[begin The input]

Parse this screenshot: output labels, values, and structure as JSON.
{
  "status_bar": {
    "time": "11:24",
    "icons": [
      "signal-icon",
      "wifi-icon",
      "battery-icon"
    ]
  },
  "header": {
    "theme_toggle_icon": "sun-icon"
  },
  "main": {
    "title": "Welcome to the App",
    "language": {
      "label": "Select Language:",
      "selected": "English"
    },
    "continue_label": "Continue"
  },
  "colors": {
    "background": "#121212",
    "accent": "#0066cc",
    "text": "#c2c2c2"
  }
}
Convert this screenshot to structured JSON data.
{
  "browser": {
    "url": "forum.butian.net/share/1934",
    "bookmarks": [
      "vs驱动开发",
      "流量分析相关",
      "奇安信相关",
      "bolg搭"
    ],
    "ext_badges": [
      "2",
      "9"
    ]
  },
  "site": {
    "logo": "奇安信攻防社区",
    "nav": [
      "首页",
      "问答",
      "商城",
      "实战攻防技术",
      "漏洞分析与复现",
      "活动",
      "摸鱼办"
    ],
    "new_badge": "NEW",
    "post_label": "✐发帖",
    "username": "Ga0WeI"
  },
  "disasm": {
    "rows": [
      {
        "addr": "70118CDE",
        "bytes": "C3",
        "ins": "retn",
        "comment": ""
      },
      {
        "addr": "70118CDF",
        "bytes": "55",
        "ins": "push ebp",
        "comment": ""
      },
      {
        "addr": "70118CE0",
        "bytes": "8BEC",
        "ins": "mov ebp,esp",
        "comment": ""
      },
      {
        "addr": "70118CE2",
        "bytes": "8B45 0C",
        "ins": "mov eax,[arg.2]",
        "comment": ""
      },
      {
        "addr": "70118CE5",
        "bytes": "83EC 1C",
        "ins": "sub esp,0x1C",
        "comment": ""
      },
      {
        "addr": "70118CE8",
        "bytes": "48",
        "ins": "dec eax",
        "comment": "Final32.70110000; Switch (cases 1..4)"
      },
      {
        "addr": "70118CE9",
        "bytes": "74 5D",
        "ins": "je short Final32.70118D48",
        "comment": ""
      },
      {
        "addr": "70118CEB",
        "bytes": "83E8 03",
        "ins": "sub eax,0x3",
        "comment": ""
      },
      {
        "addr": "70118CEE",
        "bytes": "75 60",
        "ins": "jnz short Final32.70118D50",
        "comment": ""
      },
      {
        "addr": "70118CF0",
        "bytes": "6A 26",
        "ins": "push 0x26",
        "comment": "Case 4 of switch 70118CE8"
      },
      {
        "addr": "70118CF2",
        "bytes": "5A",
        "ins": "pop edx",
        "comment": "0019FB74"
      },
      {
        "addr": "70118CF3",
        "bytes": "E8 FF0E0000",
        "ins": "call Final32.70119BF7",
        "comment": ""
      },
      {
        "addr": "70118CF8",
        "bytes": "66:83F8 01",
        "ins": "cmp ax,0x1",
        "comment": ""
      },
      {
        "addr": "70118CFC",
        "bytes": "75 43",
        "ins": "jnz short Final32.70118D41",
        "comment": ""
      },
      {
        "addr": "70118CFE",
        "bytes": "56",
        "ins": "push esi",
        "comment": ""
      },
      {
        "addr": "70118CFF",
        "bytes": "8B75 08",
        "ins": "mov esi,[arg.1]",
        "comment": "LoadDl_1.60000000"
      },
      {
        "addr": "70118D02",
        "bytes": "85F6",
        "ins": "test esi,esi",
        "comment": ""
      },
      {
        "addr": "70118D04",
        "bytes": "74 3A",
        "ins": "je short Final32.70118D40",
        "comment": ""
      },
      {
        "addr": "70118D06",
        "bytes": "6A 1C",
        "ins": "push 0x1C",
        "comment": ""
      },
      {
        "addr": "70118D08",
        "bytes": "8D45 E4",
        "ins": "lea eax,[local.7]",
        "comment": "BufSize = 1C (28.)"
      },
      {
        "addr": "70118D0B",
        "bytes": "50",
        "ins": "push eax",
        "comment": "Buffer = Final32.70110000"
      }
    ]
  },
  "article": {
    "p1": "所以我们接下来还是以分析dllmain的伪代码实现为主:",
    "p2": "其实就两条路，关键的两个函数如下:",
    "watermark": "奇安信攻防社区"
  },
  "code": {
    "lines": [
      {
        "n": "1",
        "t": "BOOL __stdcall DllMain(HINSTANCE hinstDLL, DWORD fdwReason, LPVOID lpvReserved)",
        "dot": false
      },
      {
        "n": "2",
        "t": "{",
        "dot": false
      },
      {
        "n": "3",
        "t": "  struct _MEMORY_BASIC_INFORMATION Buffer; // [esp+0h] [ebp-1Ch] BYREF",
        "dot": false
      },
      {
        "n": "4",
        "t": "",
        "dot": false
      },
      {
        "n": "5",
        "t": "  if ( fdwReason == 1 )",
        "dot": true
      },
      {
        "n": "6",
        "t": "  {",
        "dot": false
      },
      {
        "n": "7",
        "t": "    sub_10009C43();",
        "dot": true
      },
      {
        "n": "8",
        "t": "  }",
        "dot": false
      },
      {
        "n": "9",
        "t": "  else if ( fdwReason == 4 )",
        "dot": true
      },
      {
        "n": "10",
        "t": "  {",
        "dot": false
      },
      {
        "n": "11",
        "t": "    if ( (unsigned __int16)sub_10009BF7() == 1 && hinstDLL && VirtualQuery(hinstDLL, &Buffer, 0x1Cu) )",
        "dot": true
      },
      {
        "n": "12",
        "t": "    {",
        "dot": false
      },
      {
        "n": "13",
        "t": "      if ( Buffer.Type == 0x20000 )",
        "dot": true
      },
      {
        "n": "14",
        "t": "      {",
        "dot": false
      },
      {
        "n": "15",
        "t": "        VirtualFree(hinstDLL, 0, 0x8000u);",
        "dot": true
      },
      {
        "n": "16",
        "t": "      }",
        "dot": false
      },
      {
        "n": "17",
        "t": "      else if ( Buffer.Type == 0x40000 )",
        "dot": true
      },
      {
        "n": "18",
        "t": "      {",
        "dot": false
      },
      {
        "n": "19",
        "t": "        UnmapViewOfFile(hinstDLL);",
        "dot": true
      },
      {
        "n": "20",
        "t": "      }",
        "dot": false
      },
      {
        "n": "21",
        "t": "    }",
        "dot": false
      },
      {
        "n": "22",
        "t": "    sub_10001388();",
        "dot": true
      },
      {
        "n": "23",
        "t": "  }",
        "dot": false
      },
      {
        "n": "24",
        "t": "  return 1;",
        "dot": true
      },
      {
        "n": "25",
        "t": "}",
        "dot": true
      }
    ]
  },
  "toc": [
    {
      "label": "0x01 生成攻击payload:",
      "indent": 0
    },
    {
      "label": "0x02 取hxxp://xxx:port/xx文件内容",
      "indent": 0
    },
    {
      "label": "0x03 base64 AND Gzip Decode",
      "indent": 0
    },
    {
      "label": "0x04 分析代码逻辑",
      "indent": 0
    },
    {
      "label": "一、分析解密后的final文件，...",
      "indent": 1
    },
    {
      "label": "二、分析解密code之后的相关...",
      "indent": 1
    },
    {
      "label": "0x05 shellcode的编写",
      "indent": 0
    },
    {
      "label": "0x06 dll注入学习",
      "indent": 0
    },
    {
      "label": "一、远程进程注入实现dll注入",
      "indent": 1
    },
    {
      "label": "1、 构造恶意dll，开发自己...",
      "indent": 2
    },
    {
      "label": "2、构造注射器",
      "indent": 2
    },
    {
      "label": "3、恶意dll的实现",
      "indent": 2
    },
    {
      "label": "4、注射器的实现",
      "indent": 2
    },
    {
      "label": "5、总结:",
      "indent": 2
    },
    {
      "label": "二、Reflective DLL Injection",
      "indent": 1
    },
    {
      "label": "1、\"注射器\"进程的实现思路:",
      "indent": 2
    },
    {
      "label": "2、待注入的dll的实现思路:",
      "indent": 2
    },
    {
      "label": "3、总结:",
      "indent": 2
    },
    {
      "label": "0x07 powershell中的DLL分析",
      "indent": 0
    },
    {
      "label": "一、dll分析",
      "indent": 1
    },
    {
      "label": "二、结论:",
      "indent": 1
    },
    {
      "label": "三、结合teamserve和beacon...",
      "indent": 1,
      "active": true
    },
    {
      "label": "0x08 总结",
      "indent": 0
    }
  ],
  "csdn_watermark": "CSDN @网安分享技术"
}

[end The input]

Among the records above, how many lines carry the string "JSON"? Reply with the number alone.

Complete response:
2